• **Source material**:

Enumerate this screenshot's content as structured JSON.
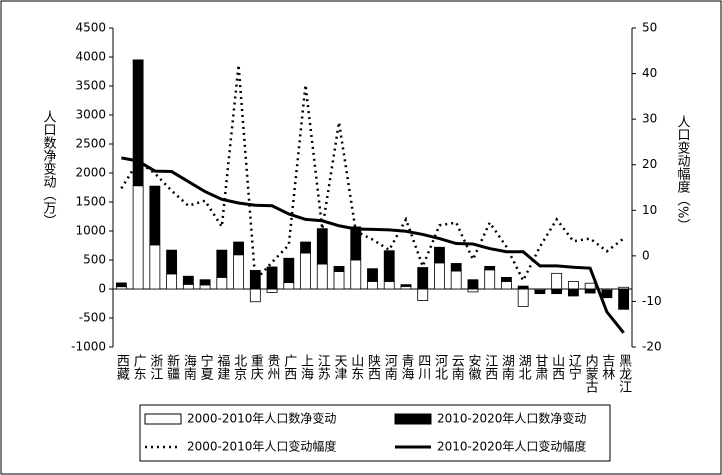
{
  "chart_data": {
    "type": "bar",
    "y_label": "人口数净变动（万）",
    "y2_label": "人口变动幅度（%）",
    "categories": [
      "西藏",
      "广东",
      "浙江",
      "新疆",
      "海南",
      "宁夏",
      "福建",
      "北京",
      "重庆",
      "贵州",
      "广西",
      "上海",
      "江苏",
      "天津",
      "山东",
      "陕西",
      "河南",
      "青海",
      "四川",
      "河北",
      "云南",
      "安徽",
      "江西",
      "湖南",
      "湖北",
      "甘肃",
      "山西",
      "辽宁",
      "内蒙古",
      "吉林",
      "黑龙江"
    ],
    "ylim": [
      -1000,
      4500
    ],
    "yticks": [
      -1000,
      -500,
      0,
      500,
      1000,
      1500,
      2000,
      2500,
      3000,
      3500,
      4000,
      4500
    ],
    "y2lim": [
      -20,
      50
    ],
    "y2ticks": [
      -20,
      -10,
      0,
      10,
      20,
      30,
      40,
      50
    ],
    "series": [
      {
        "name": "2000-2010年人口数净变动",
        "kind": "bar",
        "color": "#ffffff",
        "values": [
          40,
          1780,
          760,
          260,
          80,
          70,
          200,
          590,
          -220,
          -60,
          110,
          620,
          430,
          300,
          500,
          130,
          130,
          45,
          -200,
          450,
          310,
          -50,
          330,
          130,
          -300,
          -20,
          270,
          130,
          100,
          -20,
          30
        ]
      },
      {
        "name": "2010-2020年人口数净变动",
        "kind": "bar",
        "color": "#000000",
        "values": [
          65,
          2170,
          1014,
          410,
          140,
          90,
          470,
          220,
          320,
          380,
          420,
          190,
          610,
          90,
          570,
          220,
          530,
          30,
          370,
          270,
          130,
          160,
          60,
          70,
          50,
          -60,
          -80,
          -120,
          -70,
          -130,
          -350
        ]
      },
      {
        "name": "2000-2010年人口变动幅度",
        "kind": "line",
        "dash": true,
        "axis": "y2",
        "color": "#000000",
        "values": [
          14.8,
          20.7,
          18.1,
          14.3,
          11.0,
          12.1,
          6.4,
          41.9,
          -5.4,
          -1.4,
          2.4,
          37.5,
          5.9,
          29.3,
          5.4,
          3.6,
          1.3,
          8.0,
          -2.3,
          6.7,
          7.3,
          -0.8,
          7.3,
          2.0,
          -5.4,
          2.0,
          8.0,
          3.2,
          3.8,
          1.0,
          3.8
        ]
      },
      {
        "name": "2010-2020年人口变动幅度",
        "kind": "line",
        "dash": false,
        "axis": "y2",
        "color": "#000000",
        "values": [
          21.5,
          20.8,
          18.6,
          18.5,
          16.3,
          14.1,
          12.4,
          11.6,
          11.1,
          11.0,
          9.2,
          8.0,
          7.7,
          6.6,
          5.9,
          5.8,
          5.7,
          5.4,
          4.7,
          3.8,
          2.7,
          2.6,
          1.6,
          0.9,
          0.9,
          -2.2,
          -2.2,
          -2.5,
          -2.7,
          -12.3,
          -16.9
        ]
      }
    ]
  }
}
==
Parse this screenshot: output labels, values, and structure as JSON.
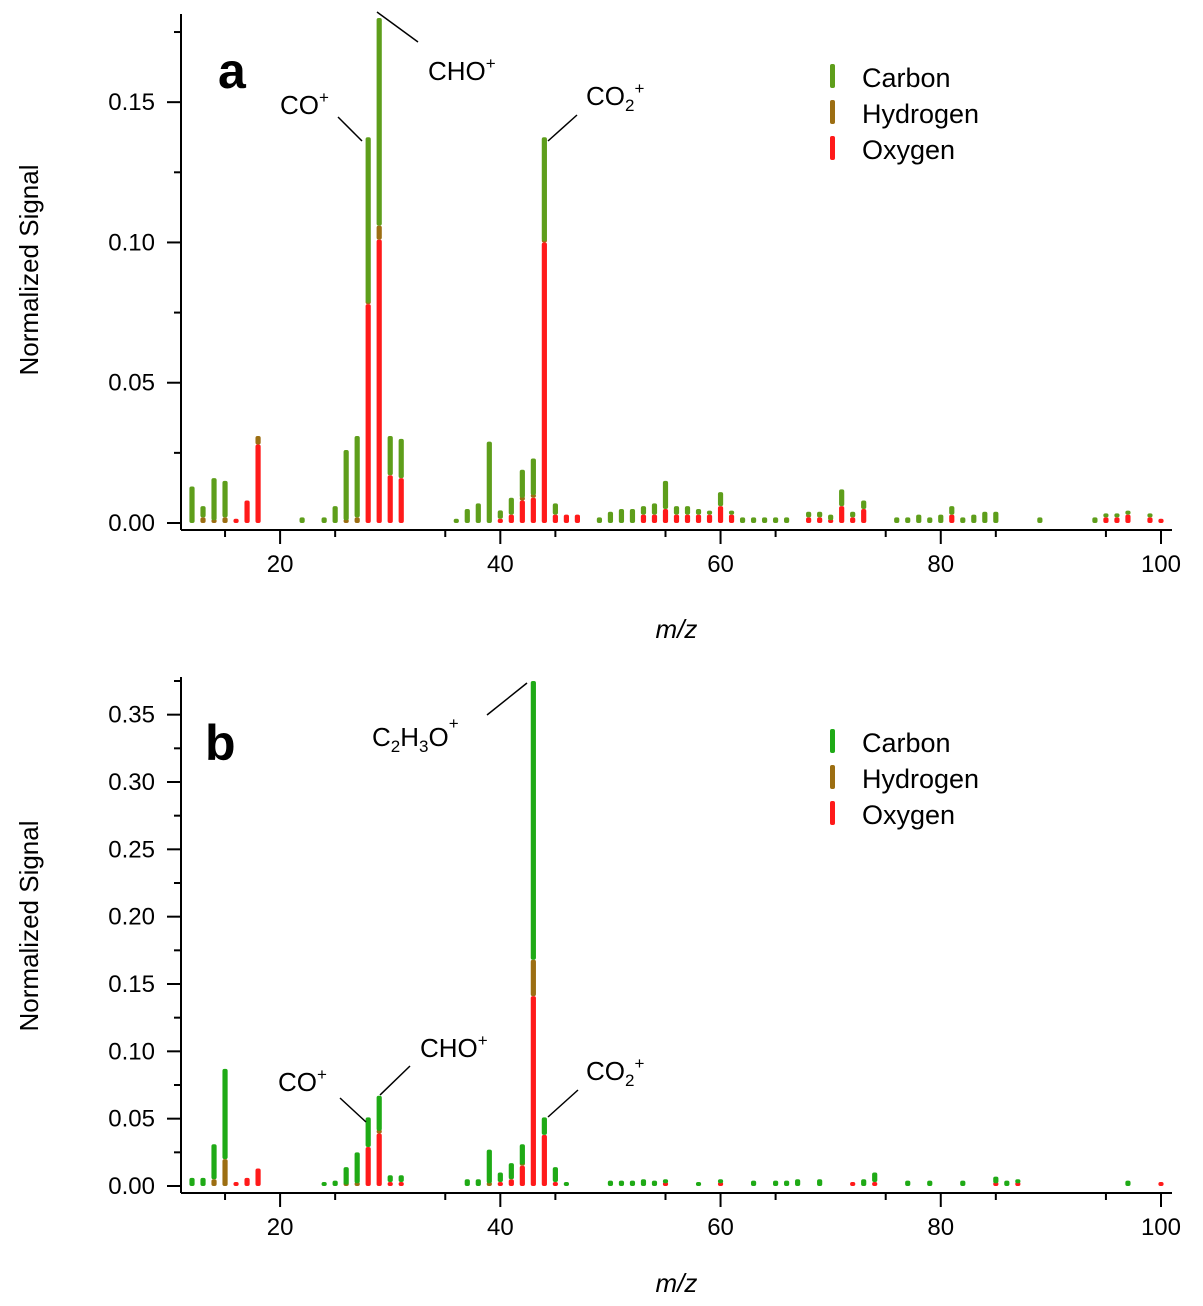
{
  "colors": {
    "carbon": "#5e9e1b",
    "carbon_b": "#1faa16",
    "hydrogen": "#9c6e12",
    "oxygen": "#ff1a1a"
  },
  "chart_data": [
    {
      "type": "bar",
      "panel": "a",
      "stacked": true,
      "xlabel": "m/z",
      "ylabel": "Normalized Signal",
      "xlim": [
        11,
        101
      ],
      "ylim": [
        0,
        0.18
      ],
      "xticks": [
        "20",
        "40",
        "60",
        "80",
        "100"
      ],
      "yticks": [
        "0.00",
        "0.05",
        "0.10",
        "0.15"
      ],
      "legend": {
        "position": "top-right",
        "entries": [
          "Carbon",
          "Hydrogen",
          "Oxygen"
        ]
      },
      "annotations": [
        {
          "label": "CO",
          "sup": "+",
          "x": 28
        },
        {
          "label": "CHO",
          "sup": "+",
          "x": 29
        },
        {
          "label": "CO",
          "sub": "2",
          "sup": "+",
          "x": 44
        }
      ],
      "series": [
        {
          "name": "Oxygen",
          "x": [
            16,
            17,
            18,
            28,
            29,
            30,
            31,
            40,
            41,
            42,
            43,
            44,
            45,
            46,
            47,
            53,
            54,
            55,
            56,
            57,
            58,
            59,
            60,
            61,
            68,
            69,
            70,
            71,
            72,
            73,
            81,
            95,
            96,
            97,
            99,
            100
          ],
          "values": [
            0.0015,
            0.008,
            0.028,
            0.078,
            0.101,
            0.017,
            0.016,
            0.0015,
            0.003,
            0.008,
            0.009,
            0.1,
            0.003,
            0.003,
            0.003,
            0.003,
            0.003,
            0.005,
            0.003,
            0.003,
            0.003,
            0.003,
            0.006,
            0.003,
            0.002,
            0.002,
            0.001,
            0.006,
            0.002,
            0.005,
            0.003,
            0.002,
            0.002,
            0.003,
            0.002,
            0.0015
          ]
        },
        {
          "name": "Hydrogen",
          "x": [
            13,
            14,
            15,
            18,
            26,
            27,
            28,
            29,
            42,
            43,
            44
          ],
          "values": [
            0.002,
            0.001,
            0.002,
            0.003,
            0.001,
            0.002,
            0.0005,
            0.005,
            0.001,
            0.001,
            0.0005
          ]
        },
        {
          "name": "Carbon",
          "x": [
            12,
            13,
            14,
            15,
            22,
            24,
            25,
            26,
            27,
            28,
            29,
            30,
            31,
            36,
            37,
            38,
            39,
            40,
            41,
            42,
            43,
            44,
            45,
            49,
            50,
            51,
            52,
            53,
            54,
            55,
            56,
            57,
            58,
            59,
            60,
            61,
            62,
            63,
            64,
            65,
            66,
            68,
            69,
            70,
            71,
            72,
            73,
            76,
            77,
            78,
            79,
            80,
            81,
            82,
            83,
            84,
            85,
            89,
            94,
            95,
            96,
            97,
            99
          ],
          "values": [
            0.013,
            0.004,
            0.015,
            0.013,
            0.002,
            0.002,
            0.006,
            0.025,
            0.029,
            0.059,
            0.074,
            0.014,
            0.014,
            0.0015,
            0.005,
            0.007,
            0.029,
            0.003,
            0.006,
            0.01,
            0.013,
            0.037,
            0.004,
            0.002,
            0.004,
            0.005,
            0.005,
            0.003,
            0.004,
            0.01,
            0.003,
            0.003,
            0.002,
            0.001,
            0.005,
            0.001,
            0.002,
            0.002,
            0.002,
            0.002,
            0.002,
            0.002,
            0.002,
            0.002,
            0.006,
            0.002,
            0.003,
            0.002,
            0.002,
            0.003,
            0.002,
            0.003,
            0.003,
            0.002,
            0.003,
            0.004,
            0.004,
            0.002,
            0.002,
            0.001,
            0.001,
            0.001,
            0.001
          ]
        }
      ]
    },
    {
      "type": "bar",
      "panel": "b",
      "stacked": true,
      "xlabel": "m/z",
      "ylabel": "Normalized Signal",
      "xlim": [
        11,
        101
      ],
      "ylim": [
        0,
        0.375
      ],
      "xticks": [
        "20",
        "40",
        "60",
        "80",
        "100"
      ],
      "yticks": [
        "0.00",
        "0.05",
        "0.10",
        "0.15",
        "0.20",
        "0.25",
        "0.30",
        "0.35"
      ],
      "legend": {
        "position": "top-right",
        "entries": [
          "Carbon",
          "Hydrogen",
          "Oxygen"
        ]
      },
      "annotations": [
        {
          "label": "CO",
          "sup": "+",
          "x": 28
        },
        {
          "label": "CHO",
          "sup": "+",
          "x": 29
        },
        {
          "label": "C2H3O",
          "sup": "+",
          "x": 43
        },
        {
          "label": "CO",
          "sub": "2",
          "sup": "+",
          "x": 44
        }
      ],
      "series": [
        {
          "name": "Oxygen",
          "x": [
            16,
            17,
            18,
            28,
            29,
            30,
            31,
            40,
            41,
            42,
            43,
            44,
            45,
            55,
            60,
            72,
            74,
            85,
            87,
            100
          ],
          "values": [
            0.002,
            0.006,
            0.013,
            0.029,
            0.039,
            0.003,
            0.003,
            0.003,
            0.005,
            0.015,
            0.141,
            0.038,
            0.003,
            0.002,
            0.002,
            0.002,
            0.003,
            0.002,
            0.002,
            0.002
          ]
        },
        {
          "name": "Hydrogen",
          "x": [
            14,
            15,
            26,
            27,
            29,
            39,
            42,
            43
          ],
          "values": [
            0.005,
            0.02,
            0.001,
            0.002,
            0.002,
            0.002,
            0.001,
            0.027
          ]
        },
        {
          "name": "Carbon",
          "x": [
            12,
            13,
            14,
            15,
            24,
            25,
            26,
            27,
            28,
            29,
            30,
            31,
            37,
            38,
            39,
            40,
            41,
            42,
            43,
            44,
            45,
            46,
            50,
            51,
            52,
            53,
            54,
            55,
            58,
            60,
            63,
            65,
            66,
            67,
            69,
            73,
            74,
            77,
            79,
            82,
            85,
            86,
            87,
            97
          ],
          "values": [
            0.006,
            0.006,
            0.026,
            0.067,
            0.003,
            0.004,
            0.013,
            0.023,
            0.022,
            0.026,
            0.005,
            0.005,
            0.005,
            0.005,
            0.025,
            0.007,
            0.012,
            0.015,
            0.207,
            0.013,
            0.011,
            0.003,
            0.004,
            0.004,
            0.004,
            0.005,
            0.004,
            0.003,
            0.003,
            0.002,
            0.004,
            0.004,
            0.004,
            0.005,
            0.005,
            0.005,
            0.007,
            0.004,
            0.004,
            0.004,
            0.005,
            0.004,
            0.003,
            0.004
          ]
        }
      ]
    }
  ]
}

• **Short problem**:
Copy all lines from the listing that contain "JSON".

• **Result of this task**:
Enumerate this screenshot's content as structured JSON.
Parse this screenshot: output labels, values, and structure as JSON.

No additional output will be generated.